++++ SUPPLIED DATA

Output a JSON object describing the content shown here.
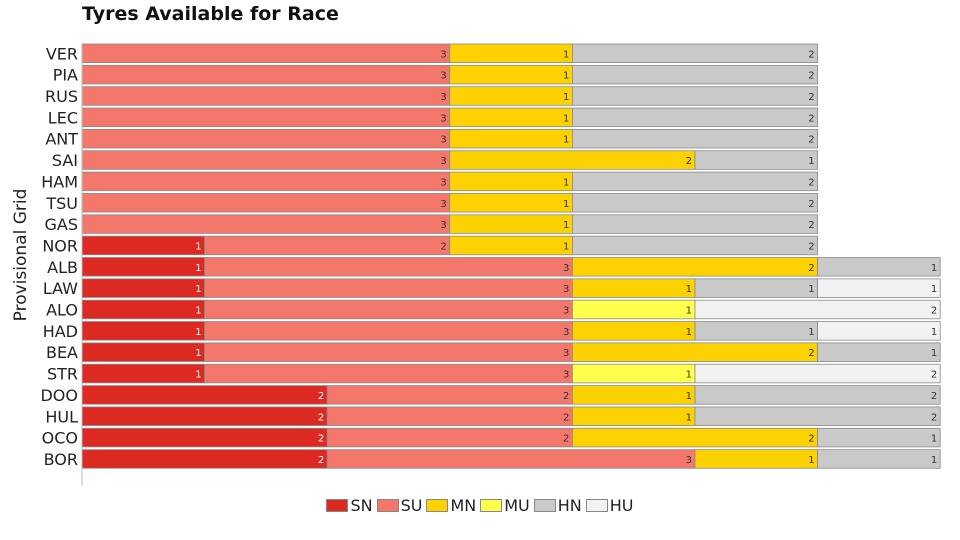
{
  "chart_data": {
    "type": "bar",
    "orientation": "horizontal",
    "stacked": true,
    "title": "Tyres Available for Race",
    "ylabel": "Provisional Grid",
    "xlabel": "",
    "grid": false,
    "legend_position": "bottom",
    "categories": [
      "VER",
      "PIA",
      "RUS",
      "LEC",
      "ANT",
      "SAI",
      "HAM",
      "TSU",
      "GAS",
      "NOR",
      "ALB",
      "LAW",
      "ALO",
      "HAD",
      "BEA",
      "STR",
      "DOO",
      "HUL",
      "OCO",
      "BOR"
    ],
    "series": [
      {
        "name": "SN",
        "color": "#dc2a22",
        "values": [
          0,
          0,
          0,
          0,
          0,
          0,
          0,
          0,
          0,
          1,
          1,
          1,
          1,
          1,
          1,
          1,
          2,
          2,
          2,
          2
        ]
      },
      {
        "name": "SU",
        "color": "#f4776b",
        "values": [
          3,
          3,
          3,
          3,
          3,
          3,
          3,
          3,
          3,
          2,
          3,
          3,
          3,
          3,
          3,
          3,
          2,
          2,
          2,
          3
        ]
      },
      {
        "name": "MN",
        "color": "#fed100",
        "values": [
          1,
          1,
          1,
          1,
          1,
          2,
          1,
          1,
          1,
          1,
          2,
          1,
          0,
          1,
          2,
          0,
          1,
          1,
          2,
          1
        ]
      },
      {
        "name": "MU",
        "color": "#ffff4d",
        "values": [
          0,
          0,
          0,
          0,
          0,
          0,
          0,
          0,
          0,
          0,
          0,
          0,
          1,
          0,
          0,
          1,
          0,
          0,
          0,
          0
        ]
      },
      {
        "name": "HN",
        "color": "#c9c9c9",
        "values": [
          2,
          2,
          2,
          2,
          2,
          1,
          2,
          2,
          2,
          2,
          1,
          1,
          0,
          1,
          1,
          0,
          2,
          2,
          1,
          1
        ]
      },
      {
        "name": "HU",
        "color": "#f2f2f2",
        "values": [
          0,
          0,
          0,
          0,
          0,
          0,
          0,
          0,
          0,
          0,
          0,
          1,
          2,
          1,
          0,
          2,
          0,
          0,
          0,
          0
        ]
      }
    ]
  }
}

++++++++
++++ SUPPLIED DATA

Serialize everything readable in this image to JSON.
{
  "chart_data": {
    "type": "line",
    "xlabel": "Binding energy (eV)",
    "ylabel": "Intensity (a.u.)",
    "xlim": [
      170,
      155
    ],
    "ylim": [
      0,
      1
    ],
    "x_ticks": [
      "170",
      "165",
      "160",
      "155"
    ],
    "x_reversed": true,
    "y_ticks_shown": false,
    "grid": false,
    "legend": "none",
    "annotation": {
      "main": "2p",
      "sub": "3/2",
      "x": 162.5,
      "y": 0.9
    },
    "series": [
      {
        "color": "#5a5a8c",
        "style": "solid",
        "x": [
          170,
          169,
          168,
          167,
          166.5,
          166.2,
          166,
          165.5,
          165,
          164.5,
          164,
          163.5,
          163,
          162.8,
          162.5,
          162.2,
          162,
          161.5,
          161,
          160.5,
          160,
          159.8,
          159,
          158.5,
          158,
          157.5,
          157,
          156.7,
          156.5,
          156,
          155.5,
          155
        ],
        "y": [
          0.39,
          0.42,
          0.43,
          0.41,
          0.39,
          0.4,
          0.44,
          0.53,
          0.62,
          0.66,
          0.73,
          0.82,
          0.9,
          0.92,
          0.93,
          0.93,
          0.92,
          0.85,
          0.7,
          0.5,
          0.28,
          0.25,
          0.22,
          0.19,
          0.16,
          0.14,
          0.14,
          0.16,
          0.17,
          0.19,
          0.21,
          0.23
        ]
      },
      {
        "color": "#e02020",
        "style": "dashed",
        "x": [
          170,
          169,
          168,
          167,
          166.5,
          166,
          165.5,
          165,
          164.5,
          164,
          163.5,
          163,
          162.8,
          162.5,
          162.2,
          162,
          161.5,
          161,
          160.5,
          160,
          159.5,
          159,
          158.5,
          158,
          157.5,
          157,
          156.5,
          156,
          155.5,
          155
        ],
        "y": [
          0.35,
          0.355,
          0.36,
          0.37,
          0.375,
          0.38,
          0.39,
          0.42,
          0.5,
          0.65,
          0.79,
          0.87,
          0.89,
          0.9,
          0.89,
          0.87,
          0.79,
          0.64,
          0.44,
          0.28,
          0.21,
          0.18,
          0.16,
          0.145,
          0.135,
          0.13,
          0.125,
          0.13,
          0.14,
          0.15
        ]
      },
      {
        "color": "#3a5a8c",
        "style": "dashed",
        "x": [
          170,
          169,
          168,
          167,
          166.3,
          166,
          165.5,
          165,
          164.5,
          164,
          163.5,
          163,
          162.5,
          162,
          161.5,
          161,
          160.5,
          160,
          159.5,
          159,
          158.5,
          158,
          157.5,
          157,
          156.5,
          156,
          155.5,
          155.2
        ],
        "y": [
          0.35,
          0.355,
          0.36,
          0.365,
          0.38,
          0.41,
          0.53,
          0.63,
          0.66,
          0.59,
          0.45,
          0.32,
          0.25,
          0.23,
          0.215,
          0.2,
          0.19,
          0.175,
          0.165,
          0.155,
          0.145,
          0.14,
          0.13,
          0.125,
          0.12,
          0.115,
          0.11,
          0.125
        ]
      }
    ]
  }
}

++++++++

• [WHAT THE TASK ASKS]: Wherever a line in the data above holds "ylabel", copy that line.

• [CORRECT RESPONSE]:
    "ylabel": "Provisional Grid",
    "ylabel": "Intensity (a.u.)",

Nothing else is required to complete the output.